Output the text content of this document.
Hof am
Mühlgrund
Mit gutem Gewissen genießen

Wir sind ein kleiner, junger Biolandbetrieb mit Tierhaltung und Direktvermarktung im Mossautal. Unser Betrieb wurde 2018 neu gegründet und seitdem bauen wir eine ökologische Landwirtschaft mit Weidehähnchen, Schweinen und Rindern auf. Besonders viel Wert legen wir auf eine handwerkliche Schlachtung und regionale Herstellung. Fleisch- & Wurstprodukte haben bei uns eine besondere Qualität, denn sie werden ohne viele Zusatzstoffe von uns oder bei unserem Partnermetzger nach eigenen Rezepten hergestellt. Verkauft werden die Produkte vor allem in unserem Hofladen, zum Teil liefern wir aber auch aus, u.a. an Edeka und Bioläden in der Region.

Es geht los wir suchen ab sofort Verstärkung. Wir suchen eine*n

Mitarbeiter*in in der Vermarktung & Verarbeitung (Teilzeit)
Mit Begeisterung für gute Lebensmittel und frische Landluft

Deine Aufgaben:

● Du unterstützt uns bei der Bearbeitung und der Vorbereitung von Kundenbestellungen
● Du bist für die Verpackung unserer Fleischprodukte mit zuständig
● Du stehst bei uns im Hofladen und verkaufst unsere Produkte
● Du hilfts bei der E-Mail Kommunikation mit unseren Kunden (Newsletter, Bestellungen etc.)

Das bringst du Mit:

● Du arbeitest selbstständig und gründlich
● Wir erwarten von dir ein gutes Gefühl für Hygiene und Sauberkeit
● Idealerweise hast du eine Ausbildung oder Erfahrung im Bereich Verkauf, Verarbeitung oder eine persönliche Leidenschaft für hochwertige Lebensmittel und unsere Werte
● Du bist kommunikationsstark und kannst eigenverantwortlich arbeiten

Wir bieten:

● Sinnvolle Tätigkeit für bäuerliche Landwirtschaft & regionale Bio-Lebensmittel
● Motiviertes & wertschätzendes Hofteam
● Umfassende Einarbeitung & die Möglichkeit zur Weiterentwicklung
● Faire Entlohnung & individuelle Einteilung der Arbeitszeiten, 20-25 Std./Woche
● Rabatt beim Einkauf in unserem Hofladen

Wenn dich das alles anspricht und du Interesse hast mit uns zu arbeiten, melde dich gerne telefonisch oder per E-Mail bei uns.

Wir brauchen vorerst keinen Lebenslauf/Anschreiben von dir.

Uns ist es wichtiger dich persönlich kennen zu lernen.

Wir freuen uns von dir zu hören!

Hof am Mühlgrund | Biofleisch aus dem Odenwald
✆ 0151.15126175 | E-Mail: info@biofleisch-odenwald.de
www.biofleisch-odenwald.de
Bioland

* [TO BE DONE]:
Write out the listing once more, matching it exactly.

* [FINISHED EXERCISE]:
Output the text content of this document.
Hof am
Mühlgrund
Mit gutem Gewissen genießen

Wir sind ein kleiner, junger Biolandbetrieb mit Tierhaltung und Direktvermarktung im Mossautal. Unser Betrieb wurde 2018 neu gegründet und seitdem bauen wir eine ökologische Landwirtschaft mit Weidehähnchen, Schweinen und Rindern auf. Besonders viel Wert legen wir auf eine handwerkliche Schlachtung und regionale Herstellung. Fleisch- & Wurstprodukte haben bei uns eine besondere Qualität, denn sie werden ohne viele Zusatzstoffe von uns oder bei unserem Partnermetzger nach eigenen Rezepten hergestellt. Verkauft werden die Produkte vor allem in unserem Hofladen, zum Teil liefern wir aber auch aus, u.a. an Edeka und Bioläden in der Region.

Es geht los wir suchen ab sofort Verstärkung. Wir suchen eine*n

Mitarbeiter*in in der Vermarktung & Verarbeitung (Teilzeit)
Mit Begeisterung für gute Lebensmittel und frische Landluft

Deine Aufgaben:

● Du unterstützt uns bei der Bearbeitung und der Vorbereitung von Kundenbestellungen
● Du bist für die Verpackung unserer Fleischprodukte mit zuständig
● Du stehst bei uns im Hofladen und verkaufst unsere Produkte
● Du hilfts bei der E-Mail Kommunikation mit unseren Kunden (Newsletter, Bestellungen etc.)

Das bringst du Mit:

● Du arbeitest selbstständig und gründlich
● Wir erwarten von dir ein gutes Gefühl für Hygiene und Sauberkeit
● Idealerweise hast du eine Ausbildung oder Erfahrung im Bereich Verkauf, Verarbeitung oder eine persönliche Leidenschaft für hochwertige Lebensmittel und unsere Werte
● Du bist kommunikationsstark und kannst eigenverantwortlich arbeiten

Wir bieten:

● Sinnvolle Tätigkeit für bäuerliche Landwirtschaft & regionale Bio-Lebensmittel
● Motiviertes & wertschätzendes Hofteam
● Umfassende Einarbeitung & die Möglichkeit zur Weiterentwicklung
● Faire Entlohnung & individuelle Einteilung der Arbeitszeiten, 20-25 Std./Woche
● Rabatt beim Einkauf in unserem Hofladen

Wenn dich das alles anspricht und du Interesse hast mit uns zu arbeiten, melde dich gerne telefonisch oder per E-Mail bei uns.

Wir brauchen vorerst keinen Lebenslauf/Anschreiben von dir.

Uns ist es wichtiger dich persönlich kennen zu lernen.

Wir freuen uns von dir zu hören!

Hof am Mühlgrund | Biofleisch aus dem Odenwald
✆ 0151.15126175 | E-Mail: info@biofleisch-odenwald.de
www.biofleisch-odenwald.de
Bioland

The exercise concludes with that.